DATA FOR THIS TASK
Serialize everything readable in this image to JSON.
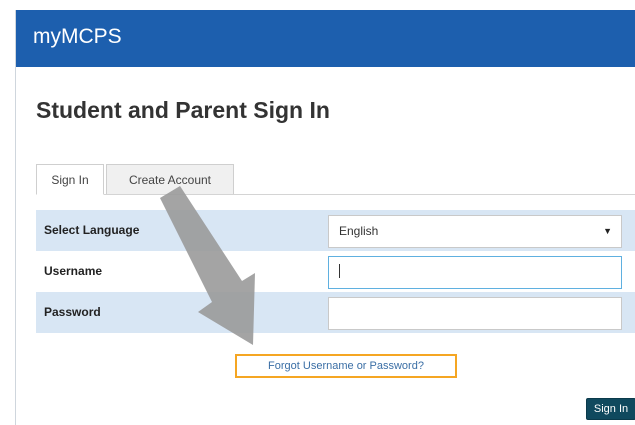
{
  "header": {
    "brand": "myMCPS"
  },
  "page": {
    "title": "Student and Parent Sign In"
  },
  "tabs": [
    {
      "label": "Sign In",
      "active": true
    },
    {
      "label": "Create Account",
      "active": false
    }
  ],
  "form": {
    "language": {
      "label": "Select Language",
      "selected": "English",
      "arrow_icon": "caret-down-icon"
    },
    "username": {
      "label": "Username",
      "value": "",
      "placeholder": ""
    },
    "password": {
      "label": "Password",
      "value": "",
      "placeholder": ""
    }
  },
  "links": {
    "forgot": "Forgot Username or Password?"
  },
  "actions": {
    "sign_in": "Sign In"
  },
  "colors": {
    "header_bg": "#1d5fae",
    "row_shade": "#d8e6f4",
    "highlight_border": "#f5a623",
    "button_bg": "#10495e",
    "annotation_arrow": "#9a9a9a"
  },
  "annotation": {
    "icon": "pointer-arrow-icon"
  }
}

TASK REQUIREMENTS
Copy out all of the data word for word. Do not carry over any picture.

WRITTEN ANSWER
Serialize everything readable in this image to JSON.
{
  "header": {
    "brand": "myMCPS"
  },
  "page": {
    "title": "Student and Parent Sign In"
  },
  "tabs": [
    {
      "label": "Sign In",
      "active": true
    },
    {
      "label": "Create Account",
      "active": false
    }
  ],
  "form": {
    "language": {
      "label": "Select Language",
      "selected": "English",
      "arrow_icon": "caret-down-icon"
    },
    "username": {
      "label": "Username",
      "value": "",
      "placeholder": ""
    },
    "password": {
      "label": "Password",
      "value": "",
      "placeholder": ""
    }
  },
  "links": {
    "forgot": "Forgot Username or Password?"
  },
  "actions": {
    "sign_in": "Sign In"
  },
  "colors": {
    "header_bg": "#1d5fae",
    "row_shade": "#d8e6f4",
    "highlight_border": "#f5a623",
    "button_bg": "#10495e",
    "annotation_arrow": "#9a9a9a"
  },
  "annotation": {
    "icon": "pointer-arrow-icon"
  }
}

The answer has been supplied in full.